Omit any picture, and return the remaining data exactly as written.

Data entries:
.....

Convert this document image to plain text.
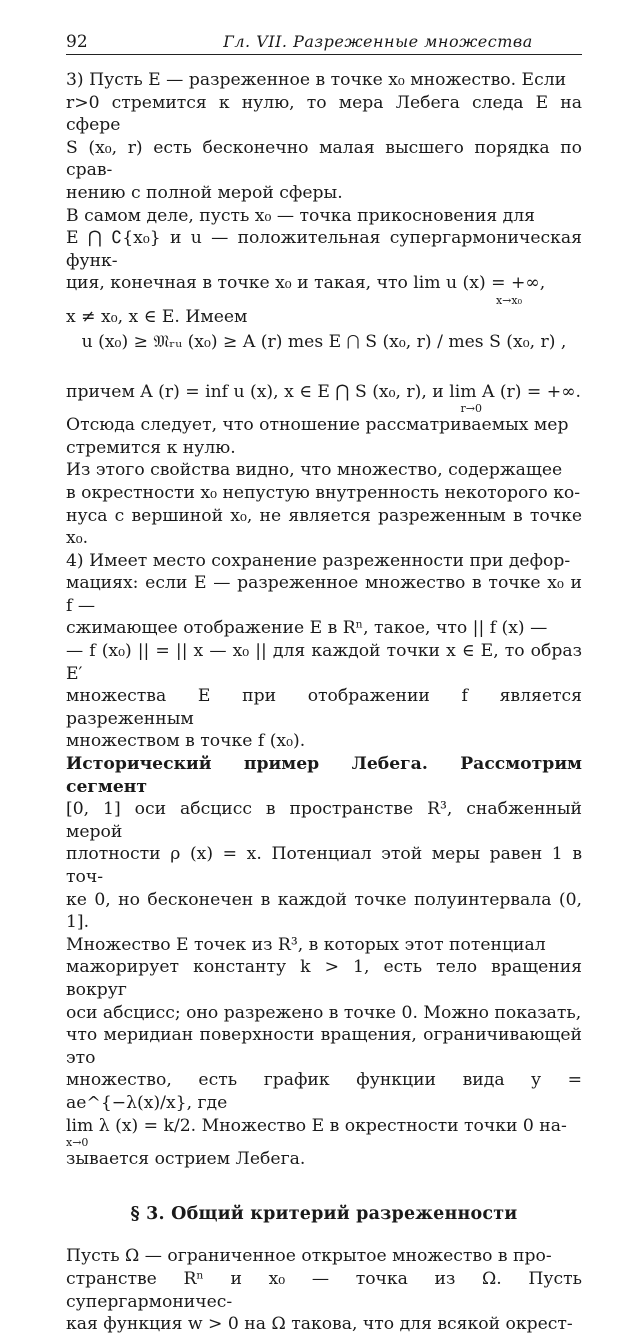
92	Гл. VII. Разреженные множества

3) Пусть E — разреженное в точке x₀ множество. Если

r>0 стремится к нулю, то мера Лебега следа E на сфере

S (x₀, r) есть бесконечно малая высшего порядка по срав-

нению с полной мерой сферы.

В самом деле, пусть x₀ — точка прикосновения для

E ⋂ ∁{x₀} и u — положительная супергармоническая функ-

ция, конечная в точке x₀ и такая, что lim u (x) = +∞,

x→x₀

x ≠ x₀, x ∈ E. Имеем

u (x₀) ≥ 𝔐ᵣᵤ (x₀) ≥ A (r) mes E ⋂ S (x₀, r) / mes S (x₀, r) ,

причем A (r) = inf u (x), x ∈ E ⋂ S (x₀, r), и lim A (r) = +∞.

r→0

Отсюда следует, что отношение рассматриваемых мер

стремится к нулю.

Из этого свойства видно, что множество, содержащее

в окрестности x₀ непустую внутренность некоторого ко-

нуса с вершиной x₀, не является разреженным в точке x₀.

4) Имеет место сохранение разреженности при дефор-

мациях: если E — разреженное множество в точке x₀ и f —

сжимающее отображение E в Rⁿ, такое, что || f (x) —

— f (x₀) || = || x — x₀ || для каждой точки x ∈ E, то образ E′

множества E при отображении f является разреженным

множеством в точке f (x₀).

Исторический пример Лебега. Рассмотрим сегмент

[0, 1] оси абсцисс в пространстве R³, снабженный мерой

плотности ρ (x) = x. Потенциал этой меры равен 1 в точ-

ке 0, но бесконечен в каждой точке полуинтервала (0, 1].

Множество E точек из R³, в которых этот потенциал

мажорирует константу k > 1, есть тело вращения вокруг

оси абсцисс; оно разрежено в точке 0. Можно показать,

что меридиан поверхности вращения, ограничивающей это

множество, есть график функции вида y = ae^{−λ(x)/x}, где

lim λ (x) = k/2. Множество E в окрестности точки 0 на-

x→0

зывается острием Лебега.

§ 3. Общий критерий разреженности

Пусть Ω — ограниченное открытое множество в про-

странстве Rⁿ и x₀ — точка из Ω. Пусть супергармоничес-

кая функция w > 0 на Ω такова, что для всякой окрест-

.....

Exercise response:
Convert this document image to plain text.
92	Гл. VII. Разреженные множества

3) Пусть E — разреженное в точке x₀ множество. Если

r>0 стремится к нулю, то мера Лебега следа E на сфере

S (x₀, r) есть бесконечно малая высшего порядка по срав-

нению с полной мерой сферы.

В самом деле, пусть x₀ — точка прикосновения для

E ⋂ ∁{x₀} и u — положительная супергармоническая функ-

ция, конечная в точке x₀ и такая, что lim u (x) = +∞,

x→x₀

x ≠ x₀, x ∈ E. Имеем

u (x₀) ≥ 𝔐ᵣᵤ (x₀) ≥ A (r) mes E ⋂ S (x₀, r) / mes S (x₀, r) ,

причем A (r) = inf u (x), x ∈ E ⋂ S (x₀, r), и lim A (r) = +∞.

r→0

Отсюда следует, что отношение рассматриваемых мер

стремится к нулю.

Из этого свойства видно, что множество, содержащее

в окрестности x₀ непустую внутренность некоторого ко-

нуса с вершиной x₀, не является разреженным в точке x₀.

4) Имеет место сохранение разреженности при дефор-

мациях: если E — разреженное множество в точке x₀ и f —

сжимающее отображение E в Rⁿ, такое, что || f (x) —

— f (x₀) || = || x — x₀ || для каждой точки x ∈ E, то образ E′

множества E при отображении f является разреженным

множеством в точке f (x₀).

Исторический пример Лебега. Рассмотрим сегмент

[0, 1] оси абсцисс в пространстве R³, снабженный мерой

плотности ρ (x) = x. Потенциал этой меры равен 1 в точ-

ке 0, но бесконечен в каждой точке полуинтервала (0, 1].

Множество E точек из R³, в которых этот потенциал

мажорирует константу k > 1, есть тело вращения вокруг

оси абсцисс; оно разрежено в точке 0. Можно показать,

что меридиан поверхности вращения, ограничивающей это

множество, есть график функции вида y = ae^{−λ(x)/x}, где

lim λ (x) = k/2. Множество E в окрестности точки 0 на-

x→0

зывается острием Лебега.

§ 3. Общий критерий разреженности

Пусть Ω — ограниченное открытое множество в про-

странстве Rⁿ и x₀ — точка из Ω. Пусть супергармоничес-

кая функция w > 0 на Ω такова, что для всякой окрест-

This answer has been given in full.